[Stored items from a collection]
(begin)

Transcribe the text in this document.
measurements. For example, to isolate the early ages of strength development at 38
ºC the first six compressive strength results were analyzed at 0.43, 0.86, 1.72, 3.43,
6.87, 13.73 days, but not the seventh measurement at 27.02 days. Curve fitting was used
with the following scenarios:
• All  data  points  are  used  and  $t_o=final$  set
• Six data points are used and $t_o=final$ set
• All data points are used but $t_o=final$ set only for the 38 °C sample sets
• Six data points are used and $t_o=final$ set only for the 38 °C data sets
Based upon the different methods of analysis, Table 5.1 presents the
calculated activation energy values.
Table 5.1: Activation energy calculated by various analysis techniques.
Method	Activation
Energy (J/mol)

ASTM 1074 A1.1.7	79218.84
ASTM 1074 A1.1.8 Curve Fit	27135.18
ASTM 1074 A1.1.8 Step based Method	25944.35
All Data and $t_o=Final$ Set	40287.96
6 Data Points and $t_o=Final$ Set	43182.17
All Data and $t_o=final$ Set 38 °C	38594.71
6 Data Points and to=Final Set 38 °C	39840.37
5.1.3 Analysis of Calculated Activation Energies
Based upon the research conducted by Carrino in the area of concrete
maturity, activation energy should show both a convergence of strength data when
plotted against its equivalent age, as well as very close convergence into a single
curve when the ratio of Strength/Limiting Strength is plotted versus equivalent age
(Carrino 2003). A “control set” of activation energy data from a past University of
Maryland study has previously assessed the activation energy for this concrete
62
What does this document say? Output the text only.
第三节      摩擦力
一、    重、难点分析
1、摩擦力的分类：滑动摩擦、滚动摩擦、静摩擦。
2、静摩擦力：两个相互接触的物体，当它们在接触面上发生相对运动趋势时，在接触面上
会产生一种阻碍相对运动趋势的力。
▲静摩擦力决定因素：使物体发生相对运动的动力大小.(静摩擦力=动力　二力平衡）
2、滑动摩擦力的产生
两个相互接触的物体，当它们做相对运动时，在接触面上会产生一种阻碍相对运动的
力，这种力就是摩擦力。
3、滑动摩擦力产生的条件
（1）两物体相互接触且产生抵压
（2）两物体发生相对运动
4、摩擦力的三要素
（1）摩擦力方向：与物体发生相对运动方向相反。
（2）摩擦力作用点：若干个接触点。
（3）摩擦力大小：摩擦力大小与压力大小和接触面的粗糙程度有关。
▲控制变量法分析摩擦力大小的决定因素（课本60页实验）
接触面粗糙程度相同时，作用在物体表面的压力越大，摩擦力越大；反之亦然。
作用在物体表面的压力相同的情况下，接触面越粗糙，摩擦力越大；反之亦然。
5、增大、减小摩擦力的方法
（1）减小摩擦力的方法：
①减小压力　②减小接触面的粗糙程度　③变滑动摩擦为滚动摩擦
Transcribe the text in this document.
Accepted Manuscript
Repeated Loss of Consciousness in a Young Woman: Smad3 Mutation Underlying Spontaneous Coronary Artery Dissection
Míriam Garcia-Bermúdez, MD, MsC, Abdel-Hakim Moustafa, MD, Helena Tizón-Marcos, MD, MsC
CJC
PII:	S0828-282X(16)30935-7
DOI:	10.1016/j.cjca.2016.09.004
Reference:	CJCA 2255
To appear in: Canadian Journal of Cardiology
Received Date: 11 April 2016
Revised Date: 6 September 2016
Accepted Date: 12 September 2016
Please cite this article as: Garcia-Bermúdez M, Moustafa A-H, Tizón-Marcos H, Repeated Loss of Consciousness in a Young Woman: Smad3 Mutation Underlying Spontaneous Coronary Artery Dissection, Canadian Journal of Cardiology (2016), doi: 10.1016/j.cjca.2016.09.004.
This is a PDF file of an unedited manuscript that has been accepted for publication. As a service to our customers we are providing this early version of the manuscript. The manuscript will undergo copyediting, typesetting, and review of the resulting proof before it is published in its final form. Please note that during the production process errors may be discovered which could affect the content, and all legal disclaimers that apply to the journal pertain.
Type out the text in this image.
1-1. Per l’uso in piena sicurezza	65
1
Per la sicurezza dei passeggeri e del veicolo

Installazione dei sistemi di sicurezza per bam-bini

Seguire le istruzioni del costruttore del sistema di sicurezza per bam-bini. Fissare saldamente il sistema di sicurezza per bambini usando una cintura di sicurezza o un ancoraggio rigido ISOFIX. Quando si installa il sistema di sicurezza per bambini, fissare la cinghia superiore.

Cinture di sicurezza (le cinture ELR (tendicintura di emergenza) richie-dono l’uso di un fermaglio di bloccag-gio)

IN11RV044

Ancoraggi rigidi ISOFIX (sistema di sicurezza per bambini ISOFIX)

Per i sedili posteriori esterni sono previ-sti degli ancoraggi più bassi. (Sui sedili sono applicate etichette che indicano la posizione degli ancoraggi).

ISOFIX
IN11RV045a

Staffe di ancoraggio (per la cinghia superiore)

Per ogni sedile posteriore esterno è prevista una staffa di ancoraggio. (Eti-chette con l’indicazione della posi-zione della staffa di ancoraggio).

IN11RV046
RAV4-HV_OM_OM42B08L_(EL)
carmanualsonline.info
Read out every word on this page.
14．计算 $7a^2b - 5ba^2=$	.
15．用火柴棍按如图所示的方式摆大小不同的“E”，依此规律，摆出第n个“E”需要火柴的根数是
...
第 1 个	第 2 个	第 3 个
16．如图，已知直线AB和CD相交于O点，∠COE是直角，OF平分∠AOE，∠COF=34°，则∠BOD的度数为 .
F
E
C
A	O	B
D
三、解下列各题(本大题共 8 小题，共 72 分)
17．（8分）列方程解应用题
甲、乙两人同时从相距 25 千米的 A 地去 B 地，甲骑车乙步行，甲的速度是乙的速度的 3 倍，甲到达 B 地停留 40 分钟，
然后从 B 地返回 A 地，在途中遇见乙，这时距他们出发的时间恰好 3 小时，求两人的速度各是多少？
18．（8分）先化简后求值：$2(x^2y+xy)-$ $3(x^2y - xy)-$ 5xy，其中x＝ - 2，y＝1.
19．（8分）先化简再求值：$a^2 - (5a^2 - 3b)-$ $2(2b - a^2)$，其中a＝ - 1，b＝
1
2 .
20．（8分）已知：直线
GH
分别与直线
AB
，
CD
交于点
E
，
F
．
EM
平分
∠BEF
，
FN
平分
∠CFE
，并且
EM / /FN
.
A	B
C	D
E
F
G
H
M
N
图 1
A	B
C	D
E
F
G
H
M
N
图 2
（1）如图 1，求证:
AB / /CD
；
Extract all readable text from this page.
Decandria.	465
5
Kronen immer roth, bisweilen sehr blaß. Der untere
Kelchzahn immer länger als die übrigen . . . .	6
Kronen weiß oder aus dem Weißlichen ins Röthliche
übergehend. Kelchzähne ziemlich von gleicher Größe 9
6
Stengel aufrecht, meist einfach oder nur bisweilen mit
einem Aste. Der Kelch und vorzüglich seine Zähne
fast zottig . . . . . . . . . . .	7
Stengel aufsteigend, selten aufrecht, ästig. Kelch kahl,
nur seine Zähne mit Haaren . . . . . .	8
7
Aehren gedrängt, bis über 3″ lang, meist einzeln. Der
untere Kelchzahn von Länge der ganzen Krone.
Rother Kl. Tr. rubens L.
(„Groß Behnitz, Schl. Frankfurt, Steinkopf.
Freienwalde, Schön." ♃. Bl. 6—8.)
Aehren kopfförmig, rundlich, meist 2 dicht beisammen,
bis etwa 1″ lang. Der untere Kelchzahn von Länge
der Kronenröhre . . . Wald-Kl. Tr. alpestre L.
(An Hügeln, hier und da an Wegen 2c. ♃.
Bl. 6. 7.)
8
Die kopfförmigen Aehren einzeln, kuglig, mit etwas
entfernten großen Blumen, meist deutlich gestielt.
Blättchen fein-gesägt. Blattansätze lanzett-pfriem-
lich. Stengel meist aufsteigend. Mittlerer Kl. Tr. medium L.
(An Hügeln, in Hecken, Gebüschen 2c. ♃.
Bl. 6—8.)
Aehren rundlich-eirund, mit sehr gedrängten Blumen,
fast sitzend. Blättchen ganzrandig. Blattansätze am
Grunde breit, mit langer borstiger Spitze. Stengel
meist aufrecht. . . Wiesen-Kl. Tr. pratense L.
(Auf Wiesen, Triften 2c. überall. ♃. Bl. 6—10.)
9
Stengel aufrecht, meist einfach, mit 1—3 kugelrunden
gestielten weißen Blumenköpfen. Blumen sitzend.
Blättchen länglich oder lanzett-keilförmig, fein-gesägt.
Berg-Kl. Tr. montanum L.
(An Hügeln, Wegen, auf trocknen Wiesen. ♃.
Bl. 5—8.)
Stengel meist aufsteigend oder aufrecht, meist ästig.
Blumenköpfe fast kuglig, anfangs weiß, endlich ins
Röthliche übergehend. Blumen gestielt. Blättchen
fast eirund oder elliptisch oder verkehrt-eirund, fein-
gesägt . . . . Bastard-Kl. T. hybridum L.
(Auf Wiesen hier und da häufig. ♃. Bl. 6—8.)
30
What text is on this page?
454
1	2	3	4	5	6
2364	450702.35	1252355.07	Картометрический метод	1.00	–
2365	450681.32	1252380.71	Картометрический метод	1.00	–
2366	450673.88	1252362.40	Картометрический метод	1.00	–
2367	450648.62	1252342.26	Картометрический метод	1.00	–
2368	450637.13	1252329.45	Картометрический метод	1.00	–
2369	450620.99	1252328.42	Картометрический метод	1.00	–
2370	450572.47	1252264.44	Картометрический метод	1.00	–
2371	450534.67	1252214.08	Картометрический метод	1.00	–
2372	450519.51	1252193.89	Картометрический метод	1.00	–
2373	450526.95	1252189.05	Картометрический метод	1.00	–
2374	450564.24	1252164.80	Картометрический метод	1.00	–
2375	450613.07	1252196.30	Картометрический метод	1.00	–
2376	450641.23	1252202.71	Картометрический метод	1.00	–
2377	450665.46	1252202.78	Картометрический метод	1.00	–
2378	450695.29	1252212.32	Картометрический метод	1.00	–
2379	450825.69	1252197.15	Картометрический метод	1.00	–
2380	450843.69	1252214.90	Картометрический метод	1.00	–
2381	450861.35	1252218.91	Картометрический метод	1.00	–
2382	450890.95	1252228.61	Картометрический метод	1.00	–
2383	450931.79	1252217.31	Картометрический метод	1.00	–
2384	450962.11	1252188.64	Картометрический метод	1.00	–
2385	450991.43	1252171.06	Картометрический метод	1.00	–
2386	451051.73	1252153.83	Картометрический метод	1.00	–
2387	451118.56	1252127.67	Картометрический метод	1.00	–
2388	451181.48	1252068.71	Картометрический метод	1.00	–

(end)

> **Objective**: Print again the material above, limited to the lines from the one holding "What text is on this page?" through the last, inclusive.

> **Full response**:
What text is on this page?
454
1	2	3	4	5	6
2364	450702.35	1252355.07	Картометрический метод	1.00	–
2365	450681.32	1252380.71	Картометрический метод	1.00	–
2366	450673.88	1252362.40	Картометрический метод	1.00	–
2367	450648.62	1252342.26	Картометрический метод	1.00	–
2368	450637.13	1252329.45	Картометрический метод	1.00	–
2369	450620.99	1252328.42	Картометрический метод	1.00	–
2370	450572.47	1252264.44	Картометрический метод	1.00	–
2371	450534.67	1252214.08	Картометрический метод	1.00	–
2372	450519.51	1252193.89	Картометрический метод	1.00	–
2373	450526.95	1252189.05	Картометрический метод	1.00	–
2374	450564.24	1252164.80	Картометрический метод	1.00	–
2375	450613.07	1252196.30	Картометрический метод	1.00	–
2376	450641.23	1252202.71	Картометрический метод	1.00	–
2377	450665.46	1252202.78	Картометрический метод	1.00	–
2378	450695.29	1252212.32	Картометрический метод	1.00	–
2379	450825.69	1252197.15	Картометрический метод	1.00	–
2380	450843.69	1252214.90	Картометрический метод	1.00	–
2381	450861.35	1252218.91	Картометрический метод	1.00	–
2382	450890.95	1252228.61	Картометрический метод	1.00	–
2383	450931.79	1252217.31	Картометрический метод	1.00	–
2384	450962.11	1252188.64	Картометрический метод	1.00	–
2385	450991.43	1252171.06	Картометрический метод	1.00	–
2386	451051.73	1252153.83	Картометрический метод	1.00	–
2387	451118.56	1252127.67	Картометрический метод	1.00	–
2388	451181.48	1252068.71	Картометрический метод	1.00	–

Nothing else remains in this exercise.